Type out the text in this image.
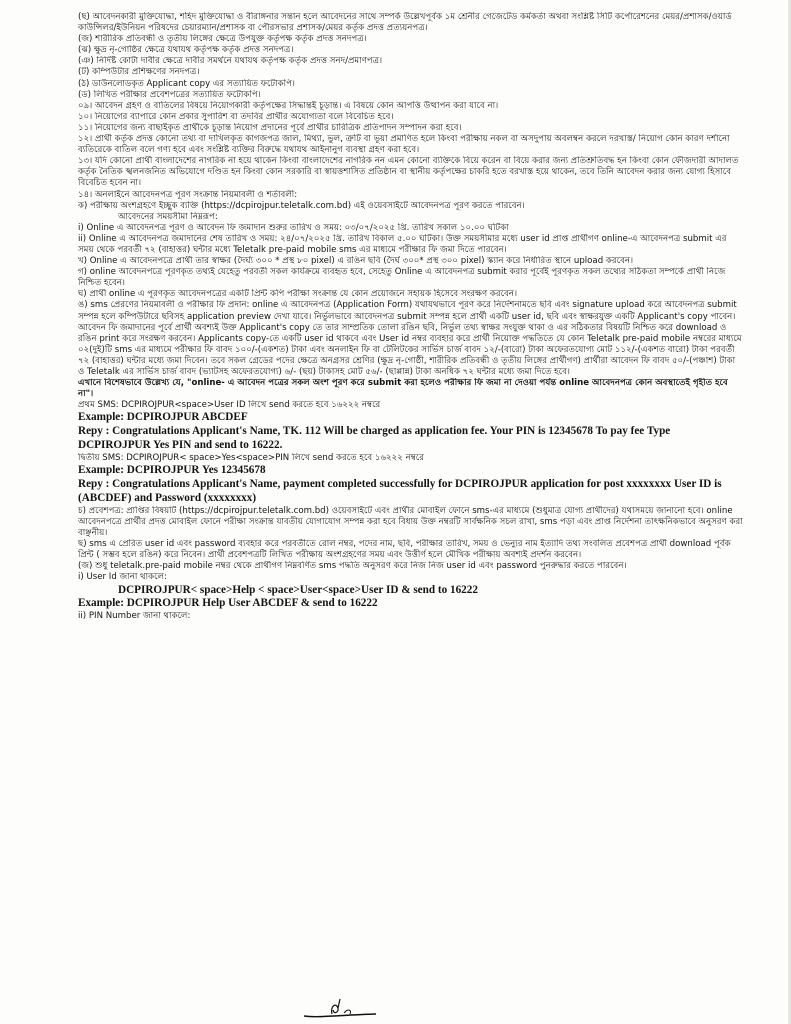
(ছ) আবেদনকারী মুক্তিযোদ্ধা, শহিদ মুক্তিযোদ্ধা ও বীরাঙ্গনার সন্তান হলে আবেদনের সাথে সম্পর্ক উল্লেখপূর্বক ১ম শ্রেনীর গেজেটেড কর্মকর্তা অথবা সংশ্লিষ্ট সিটি কর্পোরেশনের মেয়র/প্রশাসক/ওয়ার্ড কাউন্সিলর/ইউনিয়ন পরিষদের চেয়ারম্যান/প্রশাসক বা পৌরসভার প্রশাসক/মেয়র কর্তৃক প্রদত্ত প্রত্যয়নপত্র।

(জ) শারীরিক প্রতিবন্ধী ও তৃতীয় লিঙ্গের ক্ষেত্রে উপযুক্ত কর্তৃপক্ষ কর্তৃক প্রদত্ত সনদপত্র।

(ঝ) ক্ষুদ্র নৃ-গোষ্ঠির ক্ষেত্রে যথাযথ কর্তৃপক্ষ কর্তৃক প্রদত্ত সনদপত্র।

(ঞ) নির্দিষ্ট কোটা দাবীর ক্ষেত্রে দাবীর সমর্থনে যথাযথ কর্তৃপক্ষ কর্তৃক প্রদত্ত সনদ/প্রমাণপত্র।

(ট) কম্পিউটার প্রশিক্ষণের সনদপত্র।

(ঠ) ডাউনলোডকৃত Applicant copy এর সত্যায়িত ফটোকপি।

(ড) লিখিত পরীক্ষার প্রবেশপত্রের সত্যায়িত ফটোকপি।

০৯। আবেদন গ্রহণ ও বাতিলের বিষয়ে নিয়োগকারী কর্তৃপক্ষের সিদ্ধান্তই চূড়ান্ত। এ বিষয়ে কোন আপত্তি উত্থাপন করা যাবে না।

১০। নিয়োগের ব্যাপারে কোন প্রকার সুপারিশ বা তদবির প্রার্থীর অযোগ্যতা বলে বিবেচিত হবে।

১১। নিয়োগের জন্য বাছাইকৃত প্রার্থীকে চূড়ান্ত নিয়োগ প্রদানের পূর্বে প্রার্থীর চারিত্রিক প্রতিপাদন সম্পাদন করা হবে।

১২। প্রার্থী কর্তৃক প্রদত্ত কোনো তথ্য বা দাখিলকৃত কাগজপত্র জাল, মিথ্যা, ভুল, ত্রুটি বা ভূয়া প্রমাণিত হলে কিংবা পরীক্ষায় নকল বা অসদুপায় অবলম্বন করলে দরখাস্ত/ নিয়োগ কোন কারণ দর্শানো ব্যতিরেকে বাতিল বলে গণ্য হবে এবং সংশ্লিষ্ট ব্যক্তির বিরুদ্ধে যথাযথ আইনানুগ ব্যবস্থা গ্রহণ করা হবে।

১৩। যদি কোনো প্রার্থী বাংলাদেশের নাগরিক না হয়ে থাকেন কিংবা বাংলাদেশের নাগরিক নন এমন কোনো ব্যক্তিকে বিয়ে করেন বা বিয়ে করার জন্য প্রতিশ্রুতিবদ্ধ হন কিংবা কোন ফৌজদারী আদালত কর্তৃক নৈতিক স্খলনজনিত অভিযোগে দণ্ডিত হন কিংবা কোন সরকারি বা স্বায়ত্তশাসিত প্রতিষ্ঠান বা স্থানীয় কর্তৃপক্ষের চাকরি হতে বরখাস্ত হয়ে থাকেন, তবে তিনি আবেদন করার জন্য যোগ্য হিসাবে বিবেচিত হবেন না।

১৪। অনলাইনে আবেদনপত্র পূরণ সংক্রান্ত নিয়মাবলী ও শর্তাবলী:

ক) পরীক্ষায় অংশগ্রহণে ইচ্ছুক ব্যক্তি (https://dcpirojpur.teletalk.com.bd) এই ওয়েবসাইটে আবেদনপত্র পূরণ করতে পারবেন।

আবেদনের সময়সীমা নিম্নরূপ:

i) Online এ আবেদনপত্র পূরণ ও আবেদন ফি জমাদান শুরুর তারিখ ও সময়: ০৩/০৭/২০২৫ খ্রি. তারিখ সকাল ১০.০০ ঘটিকা

ii) Online এ আবেদনপত্র জমাদানের শেষ তারিখ ও সময়: ২৪/০৭/২০২৫ খ্রি. তারিখ বিকাল ৫.০০ ঘটিকা। উক্ত সময়সীমার মধ্যে user id প্রাপ্ত প্রার্থীগণ online-এ আবেদনপত্র submit এর সময় থেকে পরবর্তী ৭২ (বাহাত্তর) ঘন্টার মধ্যে Teletalk pre-paid mobile sms এর মাধ্যমে পরীক্ষার ফি জমা দিতে পারবেন।

খ) Online এ আবেদনপত্রে প্রার্থী তার স্বাক্ষর (দৈর্ঘ্য ৩০০ * প্রস্থ ৮০ pixel) এ রঙিন ছবি (দৈর্ঘ ৩০০* প্রস্থ ৩০০ pixel) স্ক্যান করে নির্ধারিত স্থানে upload করবেন।

গ) online আবেদনপত্রে পূরণকৃত তথ্যই যেহেতু পরবর্তী সকল কার্যক্রমে ব্যবহৃত হবে, সেহেতু Online এ আবেদনপত্র submit করার পূর্বেই পূরণকৃত সকল তথ্যের সঠিকতা সম্পর্কে প্রার্থী নিজে নিশ্চিত হবেন।

ঘ) প্রার্থী online এ পূরণকৃত আবেদনপত্রের একটি প্রিন্ট কপি পরীক্ষা সংক্রান্ত যে কোন প্রয়োজনে সহায়ক হিসেবে সংরক্ষণ করবেন।

ঙ) sms প্রেরণের নিয়মাবলী ও পরীক্ষার ফি প্রদান: online এ আবেদনপত্র (Application Form) যথাযথভাবে পূরণ করে নির্দেশনামতে ছবি এবং signature upload করে আবেদনপত্র submit সম্পন্ন হলে কম্পিউটারে ছবিসহ application preview দেখা যাবে। নির্ভুলভাবে আবেদনপত্র submit সম্পন্ন হলে প্রার্থী একটি user id, ছবি এবং স্বাক্ষরযুক্ত একটি Applicant's copy পাবেন। আবেদন ফি জমাদানের পূর্বে প্রার্থী অবশ্যই উক্ত Applicant's copy তে তার সাম্প্রতিক তোলা রঙিন ছবি, নির্ভুল তথ্য স্বাক্ষর সংযুক্ত থাকা ও এর সঠিকতার বিষয়টি নিশ্চিত করে download ও রঙিন print করে সংরক্ষণ করবেন। Applicants copy-তে একটি user id থাকবে এবং User id নম্বর ব্যবহার করে প্রার্থী নিয়োক্ত পদ্ধতিতে যে কোন Teletalk pre-paid mobile নম্বরের মাধ্যমে ০২(দুই)টি sms এর মাধ্যমে পরীক্ষার ফি বাবদ ১০০/-(একশত) টাকা এবং অনলাইন ফি বা টেলিটকের সার্ভিস চার্জ বাবদ ১২/-(বারো) টাকা অফেরতযোগ্য মোট ১১২/-(একশত বারো) টাকা পরবর্তী ৭২ (বাহাত্তর) ঘন্টার মধ্যে জমা দিবেন। তবে সকল গ্রেডের পদের ক্ষেত্রে অনগ্রসর শ্রেণির (ক্ষুদ্র নৃ-গোষ্ঠী, শারীরিক প্রতিবন্ধী ও তৃতীয় লিঙ্গের প্রার্থীগণ) প্রার্থীরা আবেদন ফি বাবদ ৫০/-(পঞ্চাশ) টাকা ও Teletalk এর সার্ভিস চার্জ বাবদ (ভ্যাটসহ অফেরতযোগ্য) ৬/- (ছয়) টাকাসহ মোট ৫৬/- (ছাপ্পান্ন) টাকা অনধিক ৭২ ঘন্টার মধ্যে জমা দিতে হবে।

এখানে বিশেষভাবে উল্লেখ্য যে, "online- এ আবেদন পত্রের সকল অংশ পূরণ করে submit করা হলেও পরীক্ষার ফি জমা না দেওয়া পর্যন্ত online আবেদনপত্র কোন অবস্থাতেই গৃহীত হবে না"।

প্রথম SMS: DCPIROJPUR<space>User ID লিখে send করতে হবে ১৬২২২ নম্বরে

Example: DCPIROJPUR ABCDEF

Repy : Congratulations Applicant's Name, TK. 112 Will be charged as application fee. Your PIN is 12345678 To pay fee Type DCPIROJPUR Yes PIN and send to 16222.

দ্বিতীয় SMS: DCPIROJPUR< space>Yes<space>PIN লিখে send করতে হবে ১৬২২২ নম্বরে

Example: DCPIROJPUR Yes 12345678

Repy : Congratulations Applicant's Name, payment completed successfully for DCPIROJPUR application for post xxxxxxxx User ID is (ABCDEF) and Password (xxxxxxxx)

চ) প্রবেশপত্র: প্রাপ্তির বিষয়টি (https://dcpirojpur.teletalk.com.bd) ওয়েবসাইটে এবং প্রার্থীর মোবাইল ফোনে sms-এর মাধ্যমে (শুধুমাত্র যোগ্য প্রার্থীদের) যথাসময়ে জানানো হবে। online আবেদনপত্রে প্রার্থীর প্রদত্ত মোবাইল ফোনে পরীক্ষা সংক্রান্ত যাবতীয় যোগাযোগ সম্পন্ন করা হবে বিধায় উক্ত নম্বরটি সার্বক্ষনিক সচল রাখা, sms পড়া এবং প্রাপ্ত নির্দেশনা তাৎক্ষনিকভাবে অনুসরণ করা বাঞ্ছনীয়।

ছ) sms এ প্রেরিত user id এবং password ব্যবহার করে পরবর্তীতে রোল নম্বর, পদের নাম, ছবি, পরীক্ষার তারিখ, সময় ও ভেন্যুর নাম ইত্যাদি তথ্য সংবলিত প্রবেশপত্র প্রার্থী download পূর্বক প্রিন্ট ( সম্ভব হলে রঙিন) করে নিবেন। প্রার্থী প্রবেশপত্রটি লিখিত পরীক্ষায় অংশগ্রহণের সময় এবং উত্তীর্ণ হলে মৌখিক পরীক্ষায় অবশ্যই প্রদর্শন করবেন।

(জ) শুধু teletalk.pre-paid mobile নম্বর থেকে প্রার্থীগণ নিম্নবর্ণিত sms পদ্ধতি অনুসরণ করে নিজ নিজ user id এবং password পুনরুদ্ধার করতে পারবেন।

i) User Id জানা থাকলে:

DCPIROJPUR< space>Help < space>User<space>User ID & send to 16222

Example: DCPIROJPUR Help User ABCDEF & send to 16222

ii) PIN Number জানা থাকলে:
====
**EXERCISE TASK**
Report how many lines of the data contain the word "download", using the number alone.

**OUTPUT FOR THIS EXERCISE**
2